=== Requirements ===
Identify the lines in the data below that contain "spend" and give only how many there are.

* begin Extracted information *

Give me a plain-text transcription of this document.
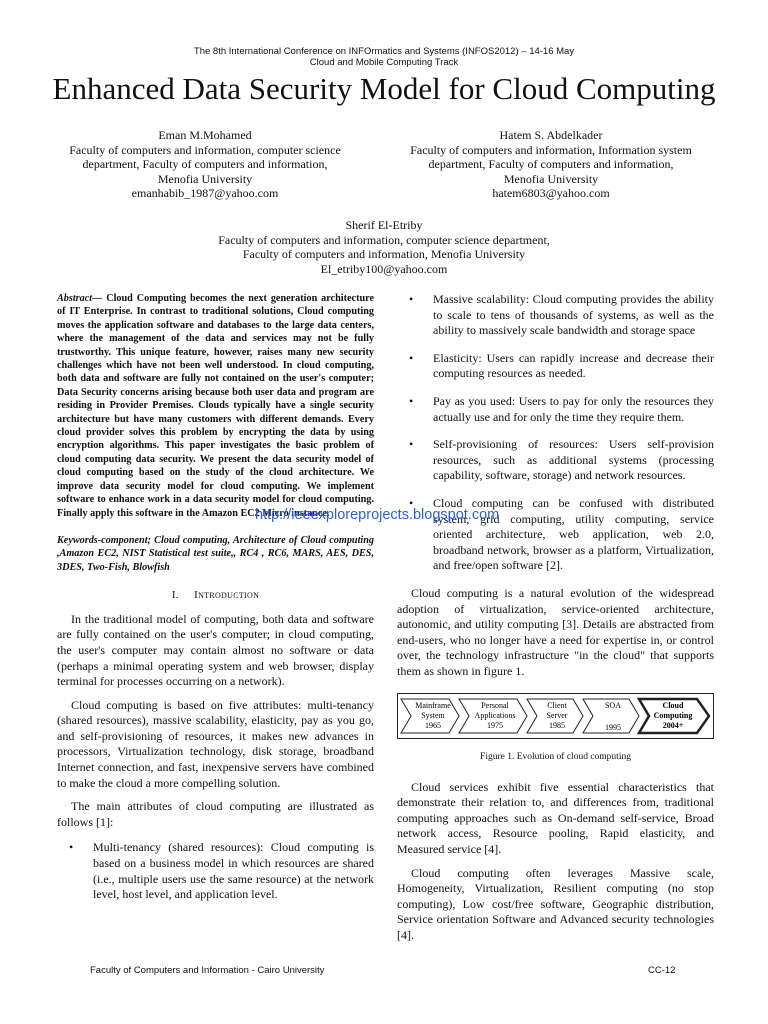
The 8th International Conference on INFOrmatics and Systems (INFOS2012) – 14-16 May
Cloud and Mobile Computing Track
Enhanced Data Security Model for Cloud Computing
Eman M.Mohamed
Faculty of computers and information, computer science
department, Faculty of computers and information,
Menofia University
emanhabib_1987@yahoo.com
Hatem S. Abdelkader
Faculty of computers and information, Information system
department, Faculty of computers and information,
Menofia University
hatem6803@yahoo.com
Sherif El-Etriby
Faculty of computers and information, computer science department,
Faculty of computers and information, Menofia University
El_etriby100@yahoo.com
Abstract— Cloud Computing becomes the next generation architecture of IT Enterprise. In contrast to traditional solutions, Cloud computing moves the application software and databases to the large data centers, where the management of the data and services may not be fully trustworthy. This unique feature, however, raises many new security challenges which have not been well understood. In cloud computing, both data and software are fully not contained on the user's computer; Data Security concerns arising because both user data and program are residing in Provider Premises. Clouds typically have a single security architecture but have many customers with different demands. Every cloud provider solves this problem by encrypting the data by using encryption algorithms. This paper investigates the basic problem of cloud computing data security. We present the data security model of cloud computing based on the study of the cloud architecture. We improve data security model for cloud computing. We implement software to enhance work in a data security model for cloud computing. Finally apply this software in the Amazon EC2 Micro instance.
Keywords-component; Cloud computing, Architecture of Cloud computing ,Amazon EC2, NIST Statistical test suite,, RC4 , RC6, MARS, AES, DES, 3DES, Two-Fish, Blowfish
I. Introduction

In the traditional model of computing, both data and software are fully contained on the user's computer; in cloud computing, the user's computer may contain almost no software or data (perhaps a minimal operating system and web browser, display terminal for processes occurring on a network).

Cloud computing is based on five attributes: multi-tenancy (shared resources), massive scalability, elasticity, pay as you go, and self-provisioning of resources, it makes new advances in processors, Virtualization technology, disk storage, broadband Internet connection, and fast, inexpensive servers have combined to make the cloud a more compelling solution.

The main attributes of cloud computing are illustrated as follows [1]:

• Multi-tenancy (shared resources): Cloud computing is based on a business model in which resources are shared (i.e., multiple users use the same resource) at the network level, host level, and application level.
• Massive scalability: Cloud computing provides the ability to scale to tens of thousands of systems, as well as the ability to massively scale bandwidth and storage space
• Elasticity: Users can rapidly increase and decrease their computing resources as needed.
• Pay as you used: Users to pay for only the resources they actually use and for only the time they require them.
• Self-provisioning of resources: Users self-provision resources, such as additional systems (processing capability, software, storage) and network resources.
• Cloud computing can be confused with distributed system, grid computing, utility computing, service oriented architecture, web application, web 2.0, broadband network, browser as a platform, Virtualization, and free/open software [2].

Cloud computing is a natural evolution of the widespread adoption of virtualization, service-oriented architecture, autonomic, and utility computing [3]. Details are abstracted from end-users, who no longer have a need for expertise in, or control over, the technology infrastructure "in the cloud" that supports them as shown in figure 1.

Mainframe
System
1965
Personal
Applications
1975
Client
Server
1985
SOA
1995
Cloud
Computing
2004+
Figure 1. Evolution of cloud computing

Cloud services exhibit five essential characteristics that demonstrate their relation to, and differences from, traditional computing approaches such as On-demand self-service, Broad network access, Resource pooling, Rapid elasticity, and Measured service [4].

Cloud computing often leverages Massive scale, Homogeneity, Virtualization, Resilient computing (no stop computing), Low cost/free software, Geographic distribution, Service orientation Software and Advanced security technologies [4].

http://ieeexploreprojects.blogspot.com
Faculty of Computers and Information - Cairo University	CC-12
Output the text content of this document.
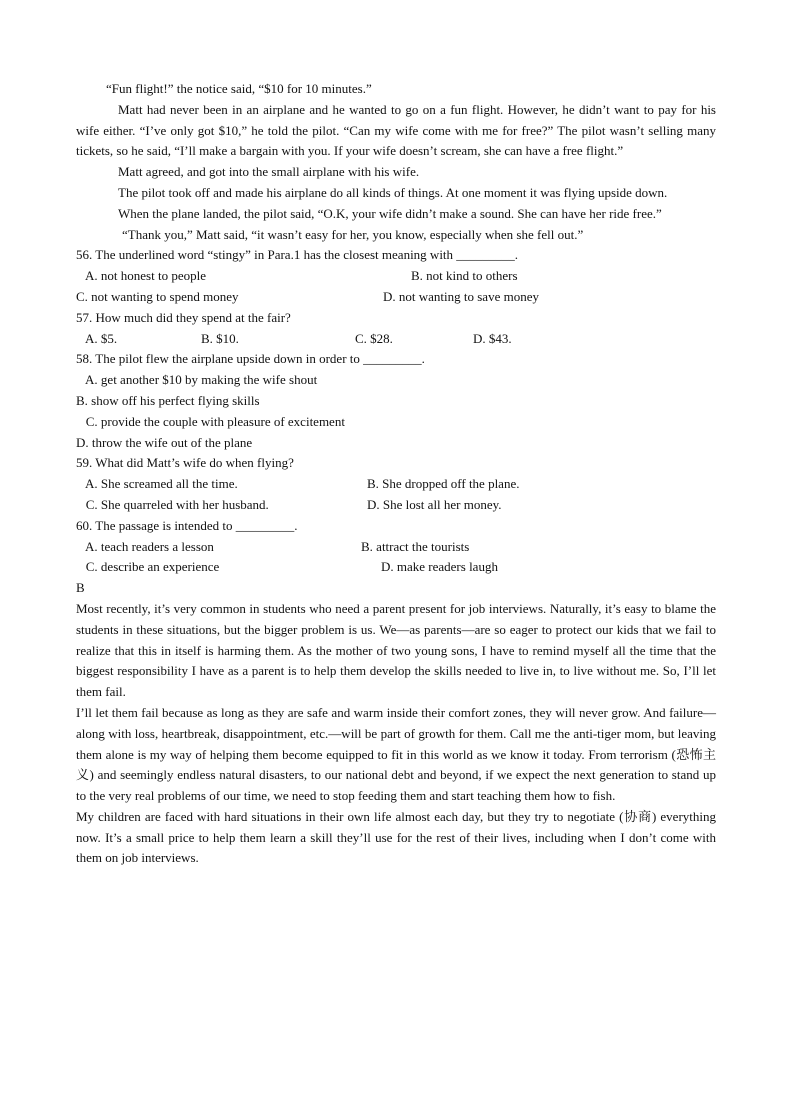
“Fun flight!” the notice said, “$10 for 10 minutes.”

Matt had never been in an airplane and he wanted to go on a fun flight. However, he didn’t want to pay for his wife either. “I’ve only got $10,” he told the pilot. “Can my wife come with me for free?” The pilot wasn’t selling many tickets, so he said, “I’ll make a bargain with you. If your wife doesn’t scream, she can have a free flight.”

Matt agreed, and got into the small airplane with his wife.

The pilot took off and made his airplane do all kinds of things. At one moment it was flying upside down.

When the plane landed, the pilot said, “O.K, your wife didn’t make a sound. She can have her ride free.”

“Thank you,” Matt said, “it wasn’t easy for her, you know, especially when she fell out.”

56. The underlined word “stingy” in Para.1 has the closest meaning with _________.

A. not honest to people	B. not kind to others
C. not wanting to spend money	D. not wanting to save money

57. How much did they spend at the fair?

A. $5.	B. $10.	C. $28.	D. $43.

58. The pilot flew the airplane upside down in order to _________.

A. get another $10 by making the wife shout
B. show off his perfect flying skills
C. provide the couple with pleasure of excitement
D. throw the wife out of the plane

59. What did Matt’s wife do when flying?

A. She screamed all the time.	B. She dropped off the plane.
C. She quarreled with her husband.	D. She lost all her money.

60. The passage is intended to _________.

A. teach readers a lesson	B. attract the tourists
C. describe an experience	D. make readers laugh

B

Most recently, it’s very common in students who need a parent present for job interviews. Naturally, it’s easy to blame the students in these situations, but the bigger problem is us. We—as parents—are so eager to protect our kids that we fail to realize that this in itself is harming them. As the mother of two young sons, I have to remind myself all the time that the biggest responsibility I have as a parent is to help them develop the skills needed to live in, to live without me. So, I’ll let them fail.

I’ll let them fail because as long as they are safe and warm inside their comfort zones, they will never grow. And failure—along with loss, heartbreak, disappointment, etc.—will be part of growth for them. Call me the anti-tiger mom, but leaving them alone is my way of helping them become equipped to fit in this world as we know it today. From terrorism (恐怖主义) and seemingly endless natural disasters, to our national debt and beyond, if we expect the next generation to stand up to the very real problems of our time, we need to stop feeding them and start teaching them how to fish.

My children are faced with hard situations in their own life almost each day, but they try to negotiate (协商) everything now. It’s a small price to help them learn a skill they’ll use for the rest of their lives, including when I don’t come with them on job interviews.
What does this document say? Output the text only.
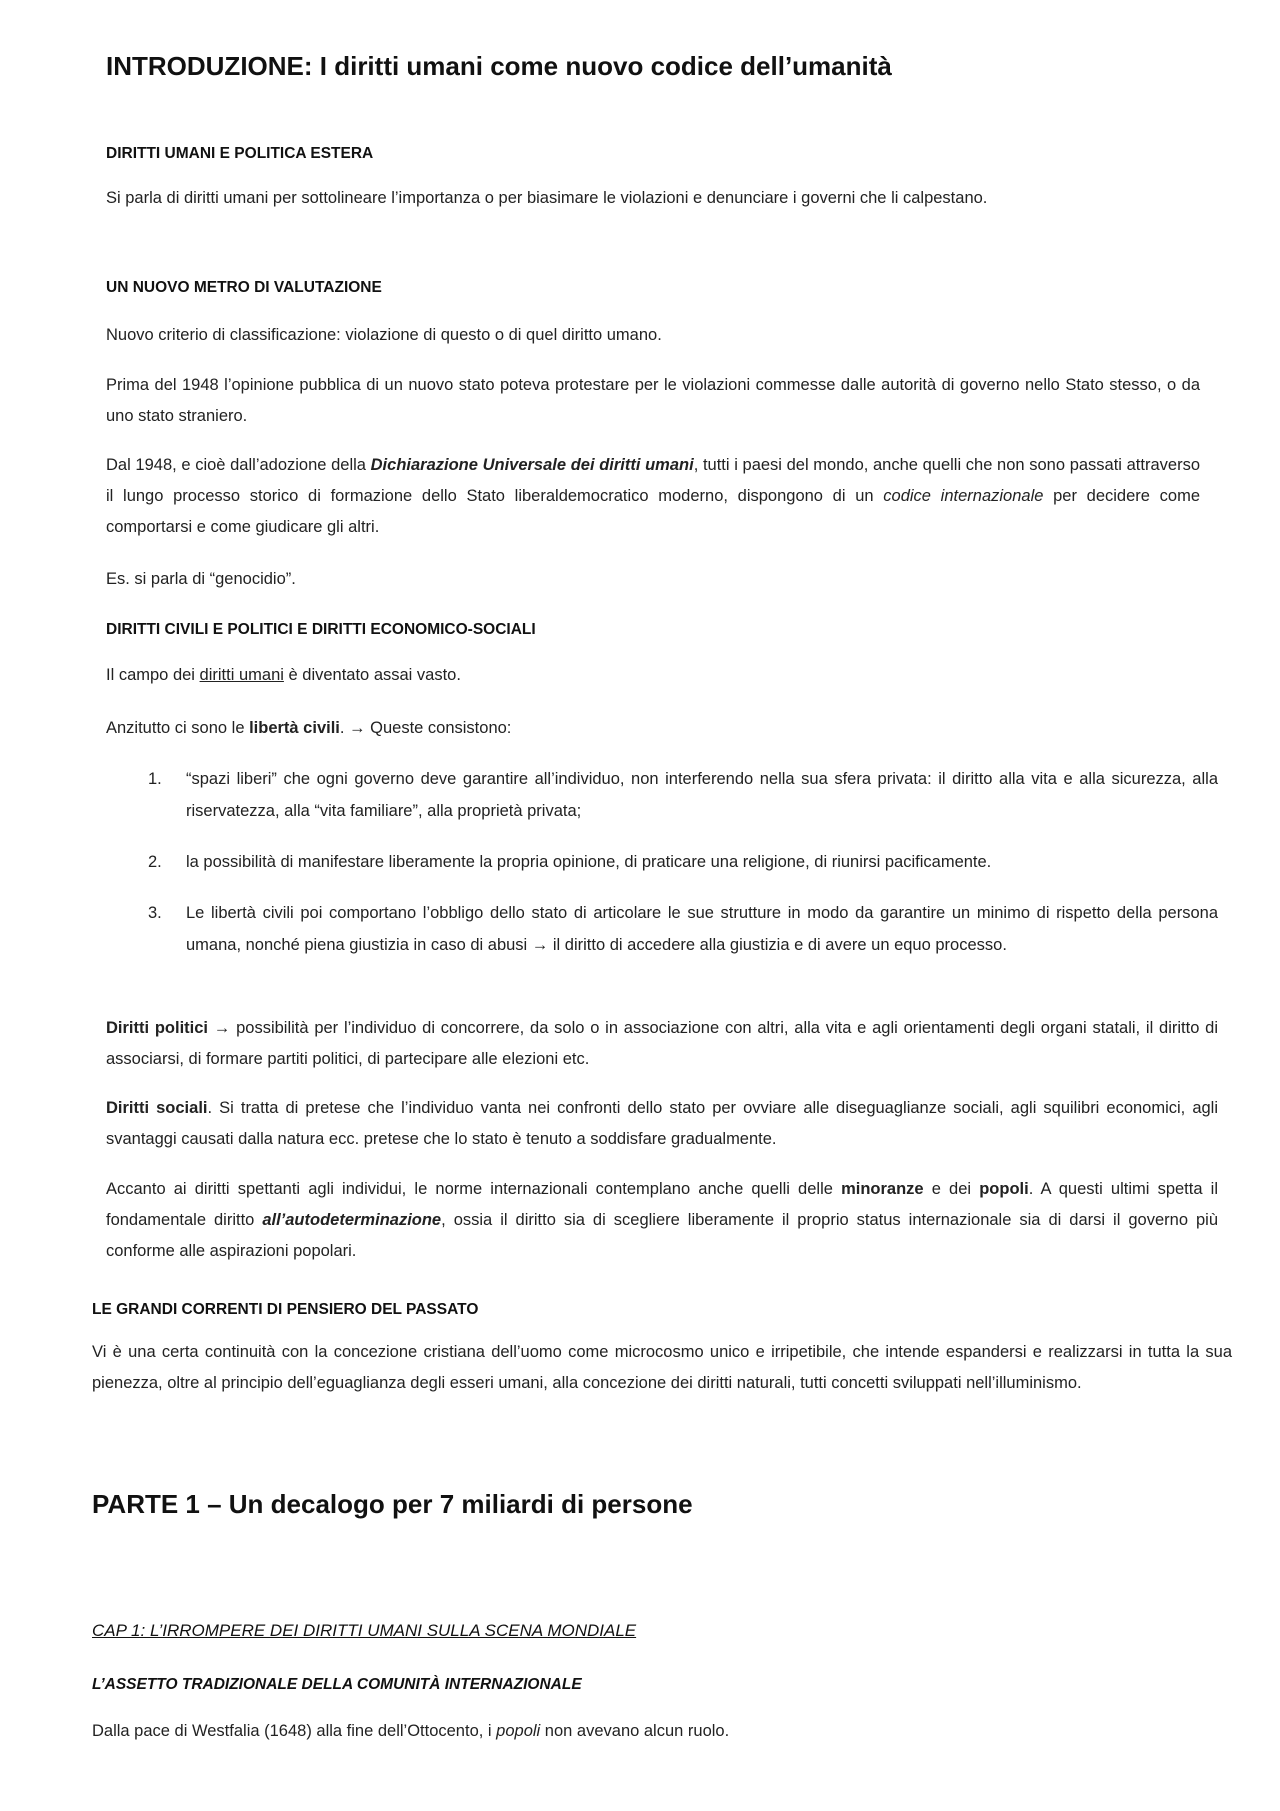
INTRODUZIONE: I diritti umani come nuovo codice dell’umanità
DIRITTI UMANI E POLITICA ESTERA

Si parla di diritti umani per sottolineare l’importanza o per biasimare le violazioni e denunciare i governi che li calpestano.

UN NUOVO METRO DI VALUTAZIONE

Nuovo criterio di classificazione: violazione di questo o di quel diritto umano.

Prima del 1948 l’opinione pubblica di un nuovo stato poteva protestare per le violazioni commesse dalle autorità di governo nello Stato stesso, o da uno stato straniero.

Dal 1948, e cioè dall’adozione della Dichiarazione Universale dei diritti umani, tutti i paesi del mondo, anche quelli che non sono passati attraverso il lungo processo storico di formazione dello Stato liberaldemocratico moderno, dispongono di un codice internazionale per decidere come comportarsi e come giudicare gli altri.

Es. si parla di “genocidio”.

DIRITTI CIVILI E POLITICI E DIRITTI ECONOMICO-SOCIALI

Il campo dei diritti umani è diventato assai vasto.

Anzitutto ci sono le libertà civili. → Queste consistono:

1. “spazi liberi” che ogni governo deve garantire all’individuo, non interferendo nella sua sfera privata: il diritto alla vita e alla sicurezza, alla riservatezza, alla “vita familiare”, alla proprietà privata;
2. la possibilità di manifestare liberamente la propria opinione, di praticare una religione, di riunirsi pacificamente.
3. Le libertà civili poi comportano l’obbligo dello stato di articolare le sue strutture in modo da garantire un minimo di rispetto della persona umana, nonché piena giustizia in caso di abusi → il diritto di accedere alla giustizia e di avere un equo processo.

Diritti politici → possibilità per l’individuo di concorrere, da solo o in associazione con altri, alla vita e agli orientamenti degli organi statali, il diritto di associarsi, di formare partiti politici, di partecipare alle elezioni etc.

Diritti sociali. Si tratta di pretese che l’individuo vanta nei confronti dello stato per ovviare alle diseguaglianze sociali, agli squilibri economici, agli svantaggi causati dalla natura ecc. pretese che lo stato è tenuto a soddisfare gradualmente.

Accanto ai diritti spettanti agli individui, le norme internazionali contemplano anche quelli delle minoranze e dei popoli. A questi ultimi spetta il fondamentale diritto all’autodeterminazione, ossia il diritto sia di scegliere liberamente il proprio status internazionale sia di darsi il governo più conforme alle aspirazioni popolari.

LE GRANDI CORRENTI DI PENSIERO DEL PASSATO

Vi è una certa continuità con la concezione cristiana dell’uomo come microcosmo unico e irripetibile, che intende espandersi e realizzarsi in tutta la sua pienezza, oltre al principio dell’eguaglianza degli esseri umani, alla concezione dei diritti naturali, tutti concetti sviluppati nell’illuminismo.

PARTE 1 – Un decalogo per 7 miliardi di persone
CAP 1: L’IRROMPERE DEI DIRITTI UMANI SULLA SCENA MONDIALE
L’ASSETTO TRADIZIONALE DELLA COMUNITÀ INTERNAZIONALE

Dalla pace di Westfalia (1648) alla fine dell’Ottocento, i popoli non avevano alcun ruolo.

* end Extracted information *

=== Written reply ===
2